What the task asks.
For each statement, answer yes or no on whether it agrees with the adoption passage, and quote the passage's exact words that settle it.
1. Last year, 12 babies from FANA were joined with families from Minnesota.
2. At the meeting, the waiting families learned that their wait would likely be shorter than expected.
3. The Ryan family will soon be reunited with baby Andres in Colombia.

Selected passage.
# # # #

It's been a little over a month since my last entry and my emotions feel like they are on an extended roller coaster. Mid-August through mid-October was the hardest time period I have faced since starting the adoption process a year ago this month. Like most things in life, the adoption world faces ebs and flows and right now we are in a valley. Last year there were 12 babies from FANA who were joined with their families from Minnesota - so far this year there have been only 6. The waiting families were called in for a meeting a couple of weeks ago where we learned that our wait would likely be longer than expected. Although this was not the best news, since the meeting there has been a referral (a family learned that they were adding a son to their family) and another family became parents through domestic adoption. This type of news shortly before the holidays renews the hopes of all waiting families as we face another holiday season without children. We continue to hope and pray that we will be parents some time next year, but the reality is that it might not happen until 2011. Although I think that it's hard to understand, we have become so close with our fellow waiting families and so invested in their lives, in their desire to become parents that we just hope that they all become parents next year. We've all waited for so long and been on such difficult and unexpected journeys that there is just so much joy each time a family becomes a forever family. So - for now at least - I am riding the high of celebrating with the Ryan family as they will soon be reunited in Colombia with precious baby Andres and the Schemmel family as they fall a little more in love each day with baby Nora. The formation of these families through adoption are what make the waiting bearable.

# # # #

Data items:
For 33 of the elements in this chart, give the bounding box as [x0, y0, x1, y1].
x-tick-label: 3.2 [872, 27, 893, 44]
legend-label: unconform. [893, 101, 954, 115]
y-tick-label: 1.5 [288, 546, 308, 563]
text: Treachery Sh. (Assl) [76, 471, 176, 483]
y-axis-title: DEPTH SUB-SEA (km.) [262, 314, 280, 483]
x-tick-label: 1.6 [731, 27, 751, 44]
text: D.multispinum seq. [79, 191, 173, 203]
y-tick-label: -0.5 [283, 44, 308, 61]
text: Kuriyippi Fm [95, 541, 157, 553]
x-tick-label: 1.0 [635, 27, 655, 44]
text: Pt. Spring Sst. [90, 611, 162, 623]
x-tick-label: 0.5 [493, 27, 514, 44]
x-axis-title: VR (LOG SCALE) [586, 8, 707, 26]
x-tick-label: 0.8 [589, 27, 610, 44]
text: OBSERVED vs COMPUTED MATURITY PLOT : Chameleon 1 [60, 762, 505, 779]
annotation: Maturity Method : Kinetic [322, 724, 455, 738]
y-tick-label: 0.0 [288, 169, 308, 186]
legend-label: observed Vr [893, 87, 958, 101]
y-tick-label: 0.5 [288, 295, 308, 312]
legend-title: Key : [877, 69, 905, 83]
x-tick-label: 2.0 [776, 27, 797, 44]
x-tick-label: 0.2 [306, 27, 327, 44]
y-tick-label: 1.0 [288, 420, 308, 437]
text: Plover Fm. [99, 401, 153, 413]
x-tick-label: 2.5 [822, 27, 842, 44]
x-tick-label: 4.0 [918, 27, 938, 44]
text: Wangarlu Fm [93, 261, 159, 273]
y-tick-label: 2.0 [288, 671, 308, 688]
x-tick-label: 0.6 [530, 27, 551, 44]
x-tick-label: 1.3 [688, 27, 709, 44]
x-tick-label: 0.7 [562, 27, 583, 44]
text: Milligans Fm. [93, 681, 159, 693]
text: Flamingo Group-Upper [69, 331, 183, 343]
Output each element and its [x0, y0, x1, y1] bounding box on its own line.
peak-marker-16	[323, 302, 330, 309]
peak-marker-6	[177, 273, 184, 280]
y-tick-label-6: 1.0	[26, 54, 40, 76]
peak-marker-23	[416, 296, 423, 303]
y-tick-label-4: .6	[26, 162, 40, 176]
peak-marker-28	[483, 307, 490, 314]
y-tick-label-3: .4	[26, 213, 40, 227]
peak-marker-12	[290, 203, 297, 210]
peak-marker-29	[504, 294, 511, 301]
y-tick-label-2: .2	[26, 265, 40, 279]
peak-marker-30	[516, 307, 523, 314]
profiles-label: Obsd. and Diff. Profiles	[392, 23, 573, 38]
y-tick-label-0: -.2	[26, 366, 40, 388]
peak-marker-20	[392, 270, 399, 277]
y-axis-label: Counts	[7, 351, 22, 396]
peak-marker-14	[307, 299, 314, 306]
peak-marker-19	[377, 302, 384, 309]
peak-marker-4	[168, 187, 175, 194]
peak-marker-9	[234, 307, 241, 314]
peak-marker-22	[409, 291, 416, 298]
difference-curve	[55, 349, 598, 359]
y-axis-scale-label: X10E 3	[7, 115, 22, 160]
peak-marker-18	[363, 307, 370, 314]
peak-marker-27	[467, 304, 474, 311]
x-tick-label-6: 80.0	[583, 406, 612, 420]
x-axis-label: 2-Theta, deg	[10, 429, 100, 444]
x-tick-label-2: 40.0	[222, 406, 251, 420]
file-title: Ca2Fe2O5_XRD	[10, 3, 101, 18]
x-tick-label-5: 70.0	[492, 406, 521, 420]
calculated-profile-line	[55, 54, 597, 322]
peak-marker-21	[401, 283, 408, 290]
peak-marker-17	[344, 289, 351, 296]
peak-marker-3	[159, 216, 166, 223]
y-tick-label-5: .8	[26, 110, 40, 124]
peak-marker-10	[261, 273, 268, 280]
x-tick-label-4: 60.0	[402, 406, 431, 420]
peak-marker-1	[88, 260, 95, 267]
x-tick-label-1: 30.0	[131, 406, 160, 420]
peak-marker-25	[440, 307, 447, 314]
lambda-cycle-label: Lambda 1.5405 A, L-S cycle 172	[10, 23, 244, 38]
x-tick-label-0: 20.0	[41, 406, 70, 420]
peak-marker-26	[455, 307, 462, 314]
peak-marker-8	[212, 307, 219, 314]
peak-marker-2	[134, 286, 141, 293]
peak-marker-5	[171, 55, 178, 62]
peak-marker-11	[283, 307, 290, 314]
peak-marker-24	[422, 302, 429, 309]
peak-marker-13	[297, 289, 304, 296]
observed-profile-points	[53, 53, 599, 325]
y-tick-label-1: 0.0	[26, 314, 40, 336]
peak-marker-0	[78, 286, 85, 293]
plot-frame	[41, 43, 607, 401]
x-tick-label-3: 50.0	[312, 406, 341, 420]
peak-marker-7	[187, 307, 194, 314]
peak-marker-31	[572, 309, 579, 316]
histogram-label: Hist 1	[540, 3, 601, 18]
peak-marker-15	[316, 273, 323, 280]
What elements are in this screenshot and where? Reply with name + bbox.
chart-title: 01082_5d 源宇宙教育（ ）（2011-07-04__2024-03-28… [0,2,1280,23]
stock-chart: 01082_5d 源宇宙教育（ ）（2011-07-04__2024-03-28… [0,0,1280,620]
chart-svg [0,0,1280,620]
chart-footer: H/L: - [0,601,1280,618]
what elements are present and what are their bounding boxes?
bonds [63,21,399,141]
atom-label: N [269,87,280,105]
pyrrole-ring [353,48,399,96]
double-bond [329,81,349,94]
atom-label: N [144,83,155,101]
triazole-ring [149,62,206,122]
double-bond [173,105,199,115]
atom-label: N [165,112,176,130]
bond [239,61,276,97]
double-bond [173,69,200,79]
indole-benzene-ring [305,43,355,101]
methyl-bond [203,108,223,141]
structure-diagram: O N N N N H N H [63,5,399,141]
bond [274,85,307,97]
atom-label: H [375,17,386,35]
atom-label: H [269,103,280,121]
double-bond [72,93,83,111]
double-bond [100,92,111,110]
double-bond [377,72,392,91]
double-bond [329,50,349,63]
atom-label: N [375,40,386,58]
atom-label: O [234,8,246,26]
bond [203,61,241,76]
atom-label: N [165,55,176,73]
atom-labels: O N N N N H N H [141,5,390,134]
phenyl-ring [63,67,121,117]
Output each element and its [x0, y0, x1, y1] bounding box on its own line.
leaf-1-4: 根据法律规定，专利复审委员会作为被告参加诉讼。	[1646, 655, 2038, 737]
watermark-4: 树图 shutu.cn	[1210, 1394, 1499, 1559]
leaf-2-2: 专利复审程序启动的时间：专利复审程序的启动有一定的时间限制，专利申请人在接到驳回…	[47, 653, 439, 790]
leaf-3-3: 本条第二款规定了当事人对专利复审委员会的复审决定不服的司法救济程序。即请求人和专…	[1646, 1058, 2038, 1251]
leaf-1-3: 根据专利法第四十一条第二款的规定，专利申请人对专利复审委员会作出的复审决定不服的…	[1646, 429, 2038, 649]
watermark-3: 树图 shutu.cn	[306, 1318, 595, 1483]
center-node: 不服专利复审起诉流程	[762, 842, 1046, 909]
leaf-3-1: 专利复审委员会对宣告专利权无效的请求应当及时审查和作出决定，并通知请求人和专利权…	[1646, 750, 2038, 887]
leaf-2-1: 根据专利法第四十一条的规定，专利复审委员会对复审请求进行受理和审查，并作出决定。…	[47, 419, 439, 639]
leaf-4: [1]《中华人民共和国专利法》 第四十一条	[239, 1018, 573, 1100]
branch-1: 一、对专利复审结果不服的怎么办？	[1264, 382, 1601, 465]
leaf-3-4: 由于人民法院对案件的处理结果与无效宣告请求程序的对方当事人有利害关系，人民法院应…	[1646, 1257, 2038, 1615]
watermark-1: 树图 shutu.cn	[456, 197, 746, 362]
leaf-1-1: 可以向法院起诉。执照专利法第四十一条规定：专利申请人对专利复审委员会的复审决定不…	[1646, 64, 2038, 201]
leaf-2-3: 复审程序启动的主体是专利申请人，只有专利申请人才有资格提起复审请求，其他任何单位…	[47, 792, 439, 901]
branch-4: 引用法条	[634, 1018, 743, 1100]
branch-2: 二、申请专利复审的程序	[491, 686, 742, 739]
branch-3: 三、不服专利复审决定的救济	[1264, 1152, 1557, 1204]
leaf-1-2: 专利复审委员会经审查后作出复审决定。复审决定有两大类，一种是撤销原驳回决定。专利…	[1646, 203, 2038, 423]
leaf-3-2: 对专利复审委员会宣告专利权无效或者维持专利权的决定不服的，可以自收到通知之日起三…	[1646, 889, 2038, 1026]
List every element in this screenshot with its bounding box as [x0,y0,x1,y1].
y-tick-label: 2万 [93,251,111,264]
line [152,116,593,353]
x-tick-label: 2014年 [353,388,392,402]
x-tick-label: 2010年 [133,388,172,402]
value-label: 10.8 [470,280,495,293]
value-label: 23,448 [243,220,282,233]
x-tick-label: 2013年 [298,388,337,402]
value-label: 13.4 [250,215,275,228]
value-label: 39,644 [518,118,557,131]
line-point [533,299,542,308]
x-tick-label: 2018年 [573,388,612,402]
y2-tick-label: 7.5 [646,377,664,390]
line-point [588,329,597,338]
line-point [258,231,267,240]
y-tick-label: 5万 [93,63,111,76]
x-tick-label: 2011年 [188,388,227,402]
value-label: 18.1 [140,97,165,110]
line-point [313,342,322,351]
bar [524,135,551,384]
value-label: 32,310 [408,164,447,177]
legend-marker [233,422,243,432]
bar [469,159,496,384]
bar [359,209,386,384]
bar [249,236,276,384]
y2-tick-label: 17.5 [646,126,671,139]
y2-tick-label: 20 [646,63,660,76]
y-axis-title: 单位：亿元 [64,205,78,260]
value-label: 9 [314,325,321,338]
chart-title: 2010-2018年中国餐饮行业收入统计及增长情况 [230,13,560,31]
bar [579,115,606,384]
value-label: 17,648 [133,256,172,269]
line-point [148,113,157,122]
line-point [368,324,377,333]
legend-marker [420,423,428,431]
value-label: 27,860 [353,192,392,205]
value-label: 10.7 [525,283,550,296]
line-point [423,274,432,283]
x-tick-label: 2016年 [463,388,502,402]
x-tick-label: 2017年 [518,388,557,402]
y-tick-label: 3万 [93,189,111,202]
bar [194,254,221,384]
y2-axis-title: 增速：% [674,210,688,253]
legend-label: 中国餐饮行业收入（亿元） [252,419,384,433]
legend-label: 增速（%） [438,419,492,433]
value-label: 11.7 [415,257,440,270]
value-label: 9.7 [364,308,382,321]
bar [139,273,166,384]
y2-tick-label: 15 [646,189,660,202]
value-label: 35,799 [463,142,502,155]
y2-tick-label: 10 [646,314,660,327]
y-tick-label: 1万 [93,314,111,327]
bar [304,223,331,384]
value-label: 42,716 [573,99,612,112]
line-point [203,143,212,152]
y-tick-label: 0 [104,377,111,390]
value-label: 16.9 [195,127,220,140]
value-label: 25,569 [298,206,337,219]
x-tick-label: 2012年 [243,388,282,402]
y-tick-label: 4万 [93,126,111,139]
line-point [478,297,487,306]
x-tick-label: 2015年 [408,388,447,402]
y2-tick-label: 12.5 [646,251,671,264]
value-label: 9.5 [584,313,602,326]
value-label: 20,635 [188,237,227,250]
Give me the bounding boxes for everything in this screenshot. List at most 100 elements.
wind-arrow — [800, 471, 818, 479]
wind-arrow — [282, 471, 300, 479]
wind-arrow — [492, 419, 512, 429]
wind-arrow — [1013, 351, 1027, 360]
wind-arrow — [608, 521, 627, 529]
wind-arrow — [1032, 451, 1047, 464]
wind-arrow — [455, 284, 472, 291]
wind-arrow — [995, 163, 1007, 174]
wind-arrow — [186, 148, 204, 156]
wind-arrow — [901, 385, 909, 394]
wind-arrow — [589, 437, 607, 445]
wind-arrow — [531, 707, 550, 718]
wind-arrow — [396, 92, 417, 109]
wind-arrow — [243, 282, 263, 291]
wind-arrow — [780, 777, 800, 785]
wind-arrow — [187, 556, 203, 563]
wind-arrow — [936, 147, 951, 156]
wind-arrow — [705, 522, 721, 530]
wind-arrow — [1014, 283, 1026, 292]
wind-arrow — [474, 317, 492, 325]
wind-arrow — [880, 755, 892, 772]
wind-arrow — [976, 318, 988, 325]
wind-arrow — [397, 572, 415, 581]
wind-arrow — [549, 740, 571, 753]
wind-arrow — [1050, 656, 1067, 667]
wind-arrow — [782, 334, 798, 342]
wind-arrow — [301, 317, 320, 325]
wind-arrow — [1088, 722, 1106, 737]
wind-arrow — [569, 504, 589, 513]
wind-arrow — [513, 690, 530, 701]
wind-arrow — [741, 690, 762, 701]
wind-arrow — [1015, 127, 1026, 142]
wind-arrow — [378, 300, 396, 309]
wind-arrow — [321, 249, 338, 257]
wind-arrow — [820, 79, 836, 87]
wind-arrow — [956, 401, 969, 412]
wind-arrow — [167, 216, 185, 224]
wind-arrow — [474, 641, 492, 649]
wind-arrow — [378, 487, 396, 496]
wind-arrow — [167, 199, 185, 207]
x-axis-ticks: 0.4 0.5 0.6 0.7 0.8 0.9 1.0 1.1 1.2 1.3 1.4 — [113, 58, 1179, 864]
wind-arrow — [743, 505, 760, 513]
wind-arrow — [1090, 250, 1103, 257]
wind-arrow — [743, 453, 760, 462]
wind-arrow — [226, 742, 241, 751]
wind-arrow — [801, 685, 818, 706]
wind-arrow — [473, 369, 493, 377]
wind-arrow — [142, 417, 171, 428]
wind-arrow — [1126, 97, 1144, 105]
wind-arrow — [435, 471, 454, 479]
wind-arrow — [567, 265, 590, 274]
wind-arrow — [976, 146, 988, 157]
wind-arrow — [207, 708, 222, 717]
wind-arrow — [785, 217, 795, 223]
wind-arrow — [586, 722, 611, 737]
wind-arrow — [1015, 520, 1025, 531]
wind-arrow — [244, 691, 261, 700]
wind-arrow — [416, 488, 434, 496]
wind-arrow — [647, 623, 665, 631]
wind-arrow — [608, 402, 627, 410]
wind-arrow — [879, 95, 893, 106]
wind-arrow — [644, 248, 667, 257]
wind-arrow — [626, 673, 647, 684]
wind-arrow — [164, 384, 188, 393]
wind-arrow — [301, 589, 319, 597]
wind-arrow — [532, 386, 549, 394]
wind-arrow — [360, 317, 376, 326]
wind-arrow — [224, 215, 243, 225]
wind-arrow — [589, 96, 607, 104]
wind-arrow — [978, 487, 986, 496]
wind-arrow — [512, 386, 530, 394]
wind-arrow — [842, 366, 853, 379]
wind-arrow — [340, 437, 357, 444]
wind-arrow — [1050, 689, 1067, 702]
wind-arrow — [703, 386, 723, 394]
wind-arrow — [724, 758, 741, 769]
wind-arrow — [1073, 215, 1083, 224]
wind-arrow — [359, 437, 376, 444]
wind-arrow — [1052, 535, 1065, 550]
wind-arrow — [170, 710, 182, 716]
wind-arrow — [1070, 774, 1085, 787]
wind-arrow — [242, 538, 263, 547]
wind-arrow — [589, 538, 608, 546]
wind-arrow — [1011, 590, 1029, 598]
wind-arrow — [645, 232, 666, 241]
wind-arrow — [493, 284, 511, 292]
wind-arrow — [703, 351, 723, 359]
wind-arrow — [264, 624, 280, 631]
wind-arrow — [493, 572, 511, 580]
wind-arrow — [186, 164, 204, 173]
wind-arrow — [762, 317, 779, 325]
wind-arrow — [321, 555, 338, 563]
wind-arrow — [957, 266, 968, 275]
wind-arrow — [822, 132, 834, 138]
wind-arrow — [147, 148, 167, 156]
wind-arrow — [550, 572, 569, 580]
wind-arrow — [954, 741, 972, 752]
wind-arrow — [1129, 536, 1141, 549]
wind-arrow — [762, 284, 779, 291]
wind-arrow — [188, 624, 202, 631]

# # # #

Exercise solution.
1. Yes: "Last year there were 12 babies from FANA who were joined with their families from Minnesota"
2. No: "we learned that our wait would likely be longer than expected"
3. Yes: "the Ryan family as they will soon be reunited in Colombia with precious baby Andres"